-- BEGIN RECORDS PROVIDED --

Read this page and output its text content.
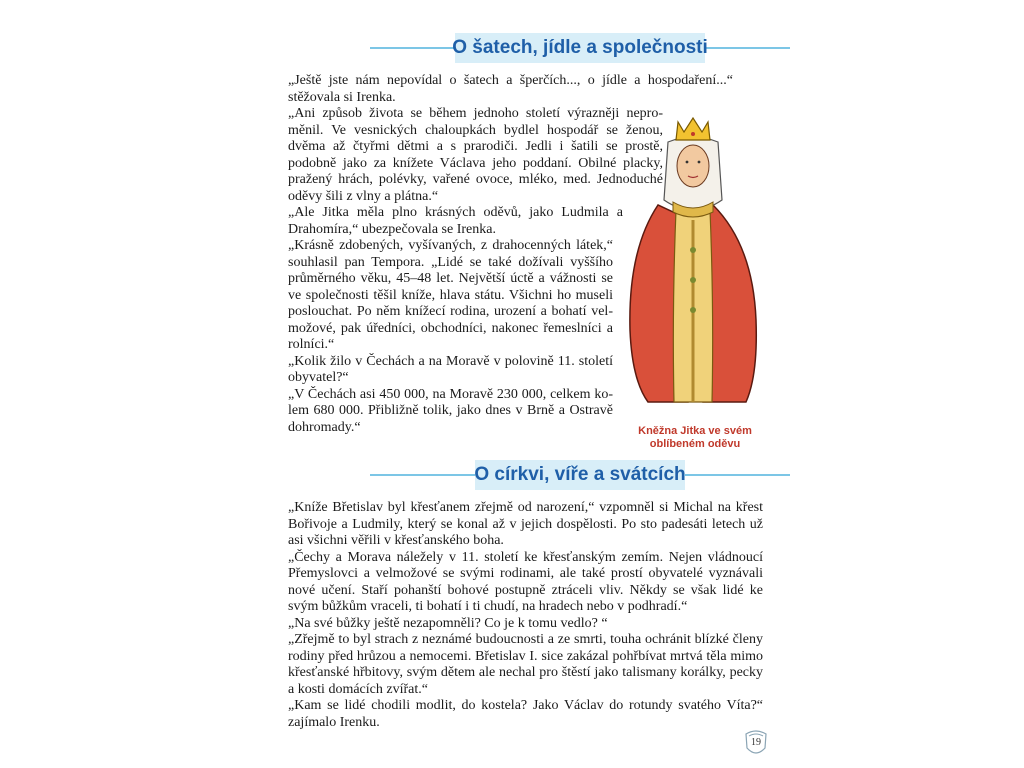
O šatech, jídle a společnosti

„Ještě jste nám nepovídal o šatech a šperčích..., o jídle a hospodaření...“ stěžovala si Irenka.

„Ani způsob života se během jednoho století výrazněji neproměnil. Ve vesnických chaloupkách bydlel hospodář se ženou, dvěma až čtyřmi dětmi a s prarodiči. Jedli i šatili se prostě, podobně jako za knížete Václava jeho poddaní. Obilné placky, pražený hrách, polévky, vařené ovoce, mléko, med. Jednoduché oděvy šili z vlny a plátna.“

„Ale Jitka měla plno krásných oděvů, jako Ludmila a Drahomíra,“ ubezpečovala se Irenka.

„Krásně zdobených, vyšívaných, z drahocenných látek,“ souhlasil pan Tempora. „Lidé se také dožívali vyššího průměrného věku, 45–48 let. Největší úctě a vážnosti se ve společnosti těšil kníže, hlava státu. Všichni ho museli poslouchat. Po něm knížecí rodina, urození a bohatí velmožové, pak úředníci, obchodníci, nakonec řemeslníci a rolníci.“

„Kolik žilo v Čechách a na Moravě v polovině 11. století obyvatel?“

„V Čechách asi 450 000, na Moravě 230 000, celkem kolem 680 000. Přibližně tolik, jako dnes v Brně a Ostravě dohromady.“	Kněžna Jitka ve svém oblíbeném oděvu
O církvi, víře a svátcích

„Kníže Břetislav byl křesťanem zřejmě od narození,“ vzpomněl si Michal na křest Bořivoje a Ludmily, který se konal až v jejich dospělosti. Po sto padesáti letech už asi všichni věřili v křesťanského boha.

„Čechy a Morava náležely v 11. století ke křesťanským zemím. Nejen vládnoucí Přemyslovci a velmožové se svými rodinami, ale také prostí obyvatelé vyznávali nové učení. Staří pohanští bohové postupně ztráceli vliv. Někdy se však lidé ke svým bůžkům vraceli, ti bohatí i ti chudí, na hradech nebo v podhradí.“

„Na své bůžky ještě nezapomněli? Co je k tomu vedlo? “

„Zřejmě to byl strach z neznámé budoucnosti a ze smrti, touha ochránit blízké členy rodiny před hrůzou a nemocemi. Břetislav I. sice zakázal pohřbívat mrtvá těla mimo křesťanské hřbitovy, svým dětem ale nechal pro štěstí jako talismany korálky, pecky a kosti domácích zvířat.“

„Kam se lidé chodili modlit, do kostela? Jako Václav do rotundy svatého Víta?“ zajímalo Irenku.

19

-- END RECORDS PROVIDED --

▶ [EXERCISE DESCRIPTION]:
Reproduce the listing word for word and omit its pictures.

▶ [EXERCISE RESPONSE]:
Read this page and output its text content.
O šatech, jídle a společnosti

„Ještě jste nám nepovídal o šatech a šperčích..., o jídle a hospodaření...“ stěžovala si Irenka.

„Ani způsob života se během jednoho století výrazněji neproměnil. Ve vesnických chaloupkách bydlel hospodář se ženou, dvěma až čtyřmi dětmi a s prarodiči. Jedli i šatili se prostě, podobně jako za knížete Václava jeho poddaní. Obilné placky, pražený hrách, polévky, vařené ovoce, mléko, med. Jednoduché oděvy šili z vlny a plátna.“

„Ale Jitka měla plno krásných oděvů, jako Ludmila a Drahomíra,“ ubezpečovala se Irenka.

„Krásně zdobených, vyšívaných, z drahocenných látek,“ souhlasil pan Tempora. „Lidé se také dožívali vyššího průměrného věku, 45–48 let. Největší úctě a vážnosti se ve společnosti těšil kníže, hlava státu. Všichni ho museli poslouchat. Po něm knížecí rodina, urození a bohatí velmožové, pak úředníci, obchodníci, nakonec řemeslníci a rolníci.“

„Kolik žilo v Čechách a na Moravě v polovině 11. století obyvatel?“

„V Čechách asi 450 000, na Moravě 230 000, celkem kolem 680 000. Přibližně tolik, jako dnes v Brně a Ostravě dohromady.“	Kněžna Jitka ve svém oblíbeném oděvu
O církvi, víře a svátcích

„Kníže Břetislav byl křesťanem zřejmě od narození,“ vzpomněl si Michal na křest Bořivoje a Ludmily, který se konal až v jejich dospělosti. Po sto padesáti letech už asi všichni věřili v křesťanského boha.

„Čechy a Morava náležely v 11. století ke křesťanským zemím. Nejen vládnoucí Přemyslovci a velmožové se svými rodinami, ale také prostí obyvatelé vyznávali nové učení. Staří pohanští bohové postupně ztráceli vliv. Někdy se však lidé ke svým bůžkům vraceli, ti bohatí i ti chudí, na hradech nebo v podhradí.“

„Na své bůžky ještě nezapomněli? Co je k tomu vedlo? “

„Zřejmě to byl strach z neznámé budoucnosti a ze smrti, touha ochránit blízké členy rodiny před hrůzou a nemocemi. Břetislav I. sice zakázal pohřbívat mrtvá těla mimo křesťanské hřbitovy, svým dětem ale nechal pro štěstí jako talismany korálky, pecky a kosti domácích zvířat.“

„Kam se lidé chodili modlit, do kostela? Jako Václav do rotundy svatého Víta?“ zajímalo Irenku.

19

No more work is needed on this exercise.